- **Challenge**:
Please quote the material exactly, every line of it.

- **Data for this exercise**:
[start]
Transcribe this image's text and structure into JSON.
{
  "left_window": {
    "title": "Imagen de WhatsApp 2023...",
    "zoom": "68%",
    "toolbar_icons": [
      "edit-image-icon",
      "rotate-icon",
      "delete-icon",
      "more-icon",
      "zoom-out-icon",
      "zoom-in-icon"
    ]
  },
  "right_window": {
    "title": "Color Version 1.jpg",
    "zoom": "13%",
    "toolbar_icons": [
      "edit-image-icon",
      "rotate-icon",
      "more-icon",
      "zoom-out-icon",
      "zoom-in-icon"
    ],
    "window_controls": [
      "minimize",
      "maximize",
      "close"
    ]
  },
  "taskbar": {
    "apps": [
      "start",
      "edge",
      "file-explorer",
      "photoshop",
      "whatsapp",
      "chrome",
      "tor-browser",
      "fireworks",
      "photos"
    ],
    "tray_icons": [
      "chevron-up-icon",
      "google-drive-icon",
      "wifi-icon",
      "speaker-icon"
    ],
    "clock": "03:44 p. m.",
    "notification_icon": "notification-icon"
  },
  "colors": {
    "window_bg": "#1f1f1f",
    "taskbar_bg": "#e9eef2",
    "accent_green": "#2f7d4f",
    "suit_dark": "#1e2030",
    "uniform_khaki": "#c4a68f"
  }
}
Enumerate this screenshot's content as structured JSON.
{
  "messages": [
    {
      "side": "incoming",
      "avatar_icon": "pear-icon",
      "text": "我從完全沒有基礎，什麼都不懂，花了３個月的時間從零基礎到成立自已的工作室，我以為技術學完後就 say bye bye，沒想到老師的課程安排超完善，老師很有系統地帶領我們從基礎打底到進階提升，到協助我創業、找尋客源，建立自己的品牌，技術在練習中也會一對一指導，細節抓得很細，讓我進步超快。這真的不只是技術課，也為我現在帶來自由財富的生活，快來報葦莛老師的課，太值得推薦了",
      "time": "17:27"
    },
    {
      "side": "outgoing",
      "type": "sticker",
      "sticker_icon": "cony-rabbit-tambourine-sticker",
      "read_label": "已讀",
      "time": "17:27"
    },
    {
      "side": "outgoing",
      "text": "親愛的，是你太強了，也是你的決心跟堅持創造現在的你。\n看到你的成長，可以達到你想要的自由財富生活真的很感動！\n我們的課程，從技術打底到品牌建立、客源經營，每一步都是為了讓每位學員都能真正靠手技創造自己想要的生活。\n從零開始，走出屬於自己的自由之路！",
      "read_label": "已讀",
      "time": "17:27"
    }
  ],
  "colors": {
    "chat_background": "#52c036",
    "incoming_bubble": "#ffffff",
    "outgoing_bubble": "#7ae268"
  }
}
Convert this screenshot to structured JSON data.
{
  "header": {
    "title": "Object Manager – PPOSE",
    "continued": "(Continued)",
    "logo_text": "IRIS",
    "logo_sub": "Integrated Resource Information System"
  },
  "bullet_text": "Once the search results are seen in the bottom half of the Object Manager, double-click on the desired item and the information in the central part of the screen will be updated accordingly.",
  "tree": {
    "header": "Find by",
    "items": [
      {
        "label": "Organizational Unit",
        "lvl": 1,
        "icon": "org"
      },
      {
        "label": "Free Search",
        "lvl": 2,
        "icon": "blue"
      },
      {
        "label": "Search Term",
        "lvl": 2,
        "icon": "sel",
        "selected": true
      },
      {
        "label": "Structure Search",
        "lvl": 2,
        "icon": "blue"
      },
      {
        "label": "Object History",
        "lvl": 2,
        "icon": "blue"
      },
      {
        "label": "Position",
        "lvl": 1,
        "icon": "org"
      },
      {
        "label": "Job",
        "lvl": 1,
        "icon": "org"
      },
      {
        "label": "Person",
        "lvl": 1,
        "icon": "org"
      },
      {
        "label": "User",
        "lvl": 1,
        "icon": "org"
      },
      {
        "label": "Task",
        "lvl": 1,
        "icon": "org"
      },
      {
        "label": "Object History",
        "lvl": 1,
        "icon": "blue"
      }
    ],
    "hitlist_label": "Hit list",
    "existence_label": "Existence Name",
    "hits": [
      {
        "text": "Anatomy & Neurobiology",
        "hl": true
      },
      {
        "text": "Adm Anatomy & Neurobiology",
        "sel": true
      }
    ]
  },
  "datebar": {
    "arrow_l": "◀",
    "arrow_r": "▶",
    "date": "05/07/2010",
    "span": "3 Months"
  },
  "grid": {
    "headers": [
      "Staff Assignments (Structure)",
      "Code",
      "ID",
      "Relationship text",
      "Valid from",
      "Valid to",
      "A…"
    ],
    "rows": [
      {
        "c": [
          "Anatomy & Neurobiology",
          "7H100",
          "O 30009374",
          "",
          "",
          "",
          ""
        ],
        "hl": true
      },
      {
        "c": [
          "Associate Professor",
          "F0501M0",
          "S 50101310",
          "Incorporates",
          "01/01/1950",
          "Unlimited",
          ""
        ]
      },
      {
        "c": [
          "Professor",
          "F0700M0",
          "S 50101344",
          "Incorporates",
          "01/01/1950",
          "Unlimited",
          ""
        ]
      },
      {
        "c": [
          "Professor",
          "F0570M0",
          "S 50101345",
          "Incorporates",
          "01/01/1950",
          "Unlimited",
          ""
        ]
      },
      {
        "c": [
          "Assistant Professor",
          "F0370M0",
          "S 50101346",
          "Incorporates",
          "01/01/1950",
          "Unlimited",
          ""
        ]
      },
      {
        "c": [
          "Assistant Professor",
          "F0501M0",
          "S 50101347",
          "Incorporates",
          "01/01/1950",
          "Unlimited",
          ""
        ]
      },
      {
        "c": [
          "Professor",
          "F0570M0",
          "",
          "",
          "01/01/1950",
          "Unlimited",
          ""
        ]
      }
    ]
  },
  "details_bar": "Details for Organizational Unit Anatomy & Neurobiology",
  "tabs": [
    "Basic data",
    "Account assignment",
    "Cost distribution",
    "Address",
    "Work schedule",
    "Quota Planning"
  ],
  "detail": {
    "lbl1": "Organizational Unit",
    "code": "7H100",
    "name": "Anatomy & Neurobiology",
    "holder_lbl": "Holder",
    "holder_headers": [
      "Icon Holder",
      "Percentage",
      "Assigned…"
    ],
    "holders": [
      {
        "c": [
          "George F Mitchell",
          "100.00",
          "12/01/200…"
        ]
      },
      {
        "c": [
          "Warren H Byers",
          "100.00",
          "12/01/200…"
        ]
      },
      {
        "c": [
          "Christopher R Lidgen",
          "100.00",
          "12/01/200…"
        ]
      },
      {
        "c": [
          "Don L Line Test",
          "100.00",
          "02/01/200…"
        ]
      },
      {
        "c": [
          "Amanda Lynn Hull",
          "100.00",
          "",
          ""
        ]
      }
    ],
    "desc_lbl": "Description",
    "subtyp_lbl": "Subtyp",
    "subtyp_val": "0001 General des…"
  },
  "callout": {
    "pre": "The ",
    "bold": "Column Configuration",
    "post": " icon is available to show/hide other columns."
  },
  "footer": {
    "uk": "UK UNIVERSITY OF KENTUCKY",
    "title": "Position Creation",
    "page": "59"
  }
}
[end]
- **Finished answer**:
Transcribe this image's text and structure into JSON.
{
  "left_window": {
    "title": "Imagen de WhatsApp 2023...",
    "zoom": "68%",
    "toolbar_icons": [
      "edit-image-icon",
      "rotate-icon",
      "delete-icon",
      "more-icon",
      "zoom-out-icon",
      "zoom-in-icon"
    ]
  },
  "right_window": {
    "title": "Color Version 1.jpg",
    "zoom": "13%",
    "toolbar_icons": [
      "edit-image-icon",
      "rotate-icon",
      "more-icon",
      "zoom-out-icon",
      "zoom-in-icon"
    ],
    "window_controls": [
      "minimize",
      "maximize",
      "close"
    ]
  },
  "taskbar": {
    "apps": [
      "start",
      "edge",
      "file-explorer",
      "photoshop",
      "whatsapp",
      "chrome",
      "tor-browser",
      "fireworks",
      "photos"
    ],
    "tray_icons": [
      "chevron-up-icon",
      "google-drive-icon",
      "wifi-icon",
      "speaker-icon"
    ],
    "clock": "03:44 p. m.",
    "notification_icon": "notification-icon"
  },
  "colors": {
    "window_bg": "#1f1f1f",
    "taskbar_bg": "#e9eef2",
    "accent_green": "#2f7d4f",
    "suit_dark": "#1e2030",
    "uniform_khaki": "#c4a68f"
  }
}
Enumerate this screenshot's content as structured JSON.
{
  "messages": [
    {
      "side": "incoming",
      "avatar_icon": "pear-icon",
      "text": "我從完全沒有基礎，什麼都不懂，花了３個月的時間從零基礎到成立自已的工作室，我以為技術學完後就 say bye bye，沒想到老師的課程安排超完善，老師很有系統地帶領我們從基礎打底到進階提升，到協助我創業、找尋客源，建立自己的品牌，技術在練習中也會一對一指導，細節抓得很細，讓我進步超快。這真的不只是技術課，也為我現在帶來自由財富的生活，快來報葦莛老師的課，太值得推薦了",
      "time": "17:27"
    },
    {
      "side": "outgoing",
      "type": "sticker",
      "sticker_icon": "cony-rabbit-tambourine-sticker",
      "read_label": "已讀",
      "time": "17:27"
    },
    {
      "side": "outgoing",
      "text": "親愛的，是你太強了，也是你的決心跟堅持創造現在的你。\n看到你的成長，可以達到你想要的自由財富生活真的很感動！\n我們的課程，從技術打底到品牌建立、客源經營，每一步都是為了讓每位學員都能真正靠手技創造自己想要的生活。\n從零開始，走出屬於自己的自由之路！",
      "read_label": "已讀",
      "time": "17:27"
    }
  ],
  "colors": {
    "chat_background": "#52c036",
    "incoming_bubble": "#ffffff",
    "outgoing_bubble": "#7ae268"
  }
}
Convert this screenshot to structured JSON data.
{
  "header": {
    "title": "Object Manager – PPOSE",
    "continued": "(Continued)",
    "logo_text": "IRIS",
    "logo_sub": "Integrated Resource Information System"
  },
  "bullet_text": "Once the search results are seen in the bottom half of the Object Manager, double-click on the desired item and the information in the central part of the screen will be updated accordingly.",
  "tree": {
    "header": "Find by",
    "items": [
      {
        "label": "Organizational Unit",
        "lvl": 1,
        "icon": "org"
      },
      {
        "label": "Free Search",
        "lvl": 2,
        "icon": "blue"
      },
      {
        "label": "Search Term",
        "lvl": 2,
        "icon": "sel",
        "selected": true
      },
      {
        "label": "Structure Search",
        "lvl": 2,
        "icon": "blue"
      },
      {
        "label": "Object History",
        "lvl": 2,
        "icon": "blue"
      },
      {
        "label": "Position",
        "lvl": 1,
        "icon": "org"
      },
      {
        "label": "Job",
        "lvl": 1,
        "icon": "org"
      },
      {
        "label": "Person",
        "lvl": 1,
        "icon": "org"
      },
      {
        "label": "User",
        "lvl": 1,
        "icon": "org"
      },
      {
        "label": "Task",
        "lvl": 1,
        "icon": "org"
      },
      {
        "label": "Object History",
        "lvl": 1,
        "icon": "blue"
      }
    ],
    "hitlist_label": "Hit list",
    "existence_label": "Existence Name",
    "hits": [
      {
        "text": "Anatomy & Neurobiology",
        "hl": true
      },
      {
        "text": "Adm Anatomy & Neurobiology",
        "sel": true
      }
    ]
  },
  "datebar": {
    "arrow_l": "◀",
    "arrow_r": "▶",
    "date": "05/07/2010",
    "span": "3 Months"
  },
  "grid": {
    "headers": [
      "Staff Assignments (Structure)",
      "Code",
      "ID",
      "Relationship text",
      "Valid from",
      "Valid to",
      "A…"
    ],
    "rows": [
      {
        "c": [
          "Anatomy & Neurobiology",
          "7H100",
          "O 30009374",
          "",
          "",
          "",
          ""
        ],
        "hl": true
      },
      {
        "c": [
          "Associate Professor",
          "F0501M0",
          "S 50101310",
          "Incorporates",
          "01/01/1950",
          "Unlimited",
          ""
        ]
      },
      {
        "c": [
          "Professor",
          "F0700M0",
          "S 50101344",
          "Incorporates",
          "01/01/1950",
          "Unlimited",
          ""
        ]
      },
      {
        "c": [
          "Professor",
          "F0570M0",
          "S 50101345",
          "Incorporates",
          "01/01/1950",
          "Unlimited",
          ""
        ]
      },
      {
        "c": [
          "Assistant Professor",
          "F0370M0",
          "S 50101346",
          "Incorporates",
          "01/01/1950",
          "Unlimited",
          ""
        ]
      },
      {
        "c": [
          "Assistant Professor",
          "F0501M0",
          "S 50101347",
          "Incorporates",
          "01/01/1950",
          "Unlimited",
          ""
        ]
      },
      {
        "c": [
          "Professor",
          "F0570M0",
          "",
          "",
          "01/01/1950",
          "Unlimited",
          ""
        ]
      }
    ]
  },
  "details_bar": "Details for Organizational Unit Anatomy & Neurobiology",
  "tabs": [
    "Basic data",
    "Account assignment",
    "Cost distribution",
    "Address",
    "Work schedule",
    "Quota Planning"
  ],
  "detail": {
    "lbl1": "Organizational Unit",
    "code": "7H100",
    "name": "Anatomy & Neurobiology",
    "holder_lbl": "Holder",
    "holder_headers": [
      "Icon Holder",
      "Percentage",
      "Assigned…"
    ],
    "holders": [
      {
        "c": [
          "George F Mitchell",
          "100.00",
          "12/01/200…"
        ]
      },
      {
        "c": [
          "Warren H Byers",
          "100.00",
          "12/01/200…"
        ]
      },
      {
        "c": [
          "Christopher R Lidgen",
          "100.00",
          "12/01/200…"
        ]
      },
      {
        "c": [
          "Don L Line Test",
          "100.00",
          "02/01/200…"
        ]
      },
      {
        "c": [
          "Amanda Lynn Hull",
          "100.00",
          "",
          ""
        ]
      }
    ],
    "desc_lbl": "Description",
    "subtyp_lbl": "Subtyp",
    "subtyp_val": "0001 General des…"
  },
  "callout": {
    "pre": "The ",
    "bold": "Column Configuration",
    "post": " icon is available to show/hide other columns."
  },
  "footer": {
    "uk": "UK UNIVERSITY OF KENTUCKY",
    "title": "Position Creation",
    "page": "59"
  }
}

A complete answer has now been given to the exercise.